*WHAT YOU HAVE TO DO*. Transcribe all the records exactly and omit any images they hold.

*DATASET ENTRIES*.
-- Begin --

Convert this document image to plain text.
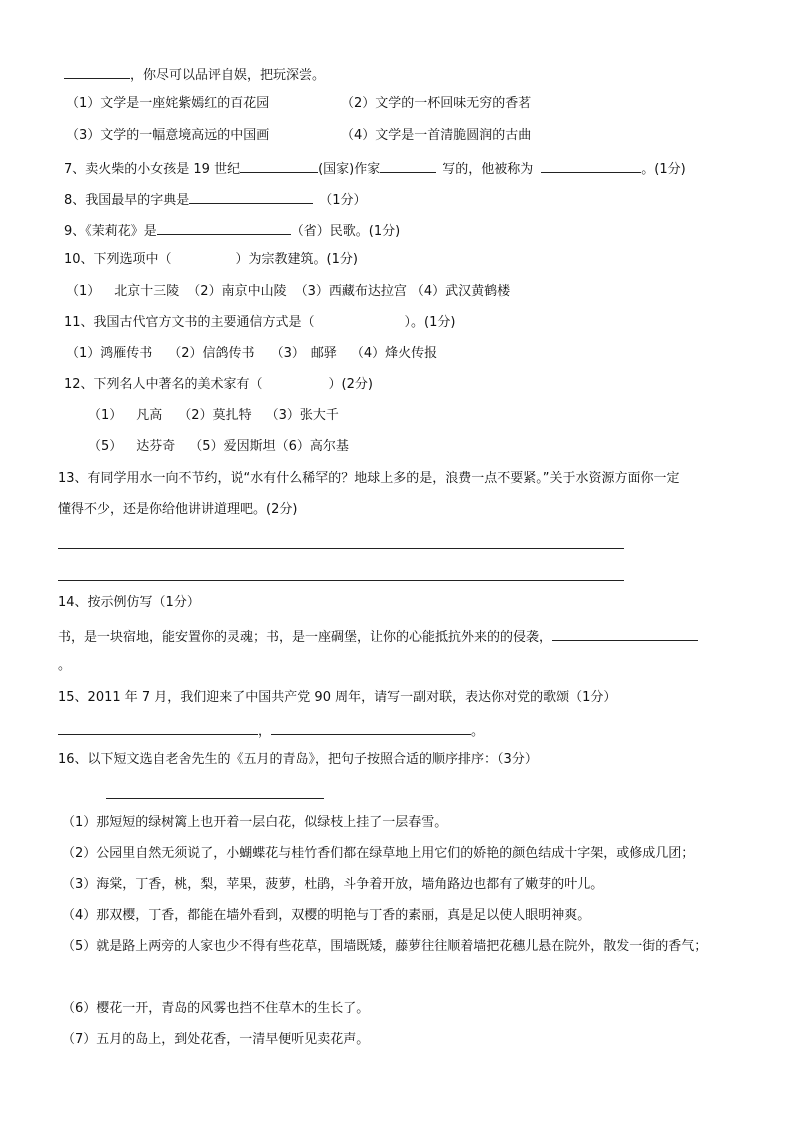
，你尽可以品评自娱，把玩深尝。
（1）文学是一座姹紫嫣红的百花园	（2）文学的一杯回味无穷的香茗
（3）文学的一幅意境高远的中国画	（4）文学是一首清脆圆润的古曲
7、卖火柴的小女孩是 19 世纪	(国家)作家	写的，他被称为	。(1分)
8、我国最早的字典是	（1分）
9、《茉莉花》是	（省）民歌。(1分)
10、下列选项中（	）为宗教建筑。(1分)
（1） 北京十三陵 （2）南京中山陵 （3）西藏布达拉宫 （4）武汉黄鹤楼
11、我国古代官方文书的主要通信方式是（	）。(1分)
（1）鸿雁传书 （2）信鸽传书 （3） 邮驿 （4）烽火传报
12、下列名人中著名的美术家有（	）(2分)
（1） 凡高 （2）莫扎特 （3）张大千
（5） 达芬奇 （5）爱因斯坦（6）高尔基
13、有同学用水一向不节约，说“水有什么稀罕的？地球上多的是，浪费一点不要紧。”关于水资源方面你一定
懂得不少，还是你给他讲讲道理吧。(2分)
14、按示例仿写（1分）
书，是一块宿地，能安置你的灵魂；书，是一座碉堡，让你的心能抵抗外来的的侵袭，
。
15、2011 年 7 月，我们迎来了中国共产党 90 周年，请写一副对联，表达你对党的歌颂（1分）
，	。
16、以下短文选自老舍先生的《五月的青岛》，把句子按照合适的顺序排序：（3分）
（1）那短短的绿树篱上也开着一层白花，似绿枝上挂了一层春雪。
（2）公园里自然无须说了，小蝴蝶花与桂竹香们都在绿草地上用它们的娇艳的颜色结成十字架，或修成几团；
（3）海棠，丁香，桃，梨，苹果，菠萝，杜鹃，斗争着开放，墙角路边也都有了嫩芽的叶儿。
（4）那双樱，丁香，都能在墙外看到，双樱的明艳与丁香的素丽，真是足以使人眼明神爽。
（5）就是路上两旁的人家也少不得有些花草，围墙既矮，藤萝往往顺着墙把花穗儿悬在院外，散发一街的香气；
（6）樱花一开，青岛的风雾也挡不住草木的生长了。
（7）五月的岛上，到处花香，一清早便听见卖花声。
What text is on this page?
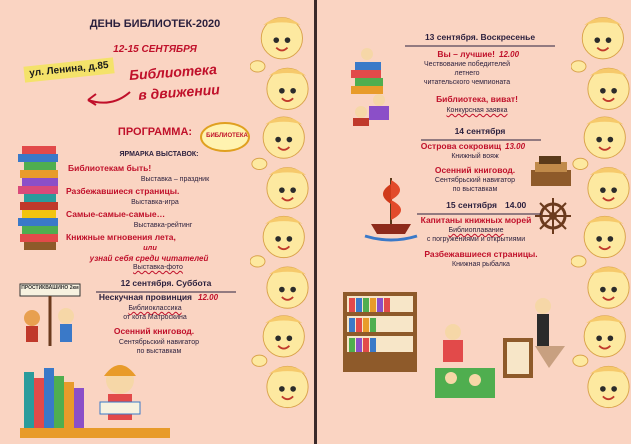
ДЕНЬ БИБЛИОТЕК-2020
12-15 СЕНТЯБРЯ
ул. Ленина, д.85	Библиотека
в движении
ПРОГРАММА:	БИБЛИОТЕКА
ЯРМАРКА ВЫСТАВОК:
Библиотекам быть!
Выставка – праздник
Разбежавшиеся страницы.
Выставка-игра
Самые-самые-самые…
Выставка-рейтинг
Книжные мгновения лета,
или
узнай себя среди читателей
Выставка-фото
ПРОСТИКВАШИНО 2км	12 сентября. Суббота
Нескучная провинция 12.00
Библиоклассика
от кота Матроскина
Осенний книговод.
Сентябрьский навигатор
по выставкам
13 сентября. Воскресенье
Вы – лучшие! 12.00
Чествование победителей
летнего
читательского чемпионата
Библиотека, виват!
Конкурсная заявка
14 сентября
Острова сокровищ 13.00
Книжный вояж
Осенний книговод.
Сентябрьский навигатор
по выставкам
15 сентября 14.00
Капитаны книжных морей
Библиоплавание
с погружениями и открытиями
Разбежавшиеся страницы.
Книжная рыбалка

-- End --

*REPLY*.
Convert this document image to plain text.
，你尽可以品评自娱，把玩深尝。
（1）文学是一座姹紫嫣红的百花园	（2）文学的一杯回味无穷的香茗
（3）文学的一幅意境高远的中国画	（4）文学是一首清脆圆润的古曲
7、卖火柴的小女孩是 19 世纪	(国家)作家	写的，他被称为	。(1分)
8、我国最早的字典是	（1分）
9、《茉莉花》是	（省）民歌。(1分)
10、下列选项中（	）为宗教建筑。(1分)
（1） 北京十三陵 （2）南京中山陵 （3）西藏布达拉宫 （4）武汉黄鹤楼
11、我国古代官方文书的主要通信方式是（	）。(1分)
（1）鸿雁传书 （2）信鸽传书 （3） 邮驿 （4）烽火传报
12、下列名人中著名的美术家有（	）(2分)
（1） 凡高 （2）莫扎特 （3）张大千
（5） 达芬奇 （5）爱因斯坦（6）高尔基
13、有同学用水一向不节约，说“水有什么稀罕的？地球上多的是，浪费一点不要紧。”关于水资源方面你一定
懂得不少，还是你给他讲讲道理吧。(2分)
14、按示例仿写（1分）
书，是一块宿地，能安置你的灵魂；书，是一座碉堡，让你的心能抵抗外来的的侵袭，
。
15、2011 年 7 月，我们迎来了中国共产党 90 周年，请写一副对联，表达你对党的歌颂（1分）
，	。
16、以下短文选自老舍先生的《五月的青岛》，把句子按照合适的顺序排序：（3分）
（1）那短短的绿树篱上也开着一层白花，似绿枝上挂了一层春雪。
（2）公园里自然无须说了，小蝴蝶花与桂竹香们都在绿草地上用它们的娇艳的颜色结成十字架，或修成几团；
（3）海棠，丁香，桃，梨，苹果，菠萝，杜鹃，斗争着开放，墙角路边也都有了嫩芽的叶儿。
（4）那双樱，丁香，都能在墙外看到，双樱的明艳与丁香的素丽，真是足以使人眼明神爽。
（5）就是路上两旁的人家也少不得有些花草，围墙既矮，藤萝往往顺着墙把花穗儿悬在院外，散发一街的香气；
（6）樱花一开，青岛的风雾也挡不住草木的生长了。
（7）五月的岛上，到处花香，一清早便听见卖花声。
What text is on this page?
ДЕНЬ БИБЛИОТЕК-2020
12-15 СЕНТЯБРЯ
ул. Ленина, д.85	Библиотека
в движении
ПРОГРАММА:	БИБЛИОТЕКА
ЯРМАРКА ВЫСТАВОК:
Библиотекам быть!
Выставка – праздник
Разбежавшиеся страницы.
Выставка-игра
Самые-самые-самые…
Выставка-рейтинг
Книжные мгновения лета,
или
узнай себя среди читателей
Выставка-фото
ПРОСТИКВАШИНО 2км	12 сентября. Суббота
Нескучная провинция 12.00
Библиоклассика
от кота Матроскина
Осенний книговод.
Сентябрьский навигатор
по выставкам
13 сентября. Воскресенье
Вы – лучшие! 12.00
Чествование победителей
летнего
читательского чемпионата
Библиотека, виват!
Конкурсная заявка
14 сентября
Острова сокровищ 13.00
Книжный вояж
Осенний книговод.
Сентябрьский навигатор
по выставкам
15 сентября 14.00
Капитаны книжных морей
Библиоплавание
с погружениями и открытиями
Разбежавшиеся страницы.
Книжная рыбалка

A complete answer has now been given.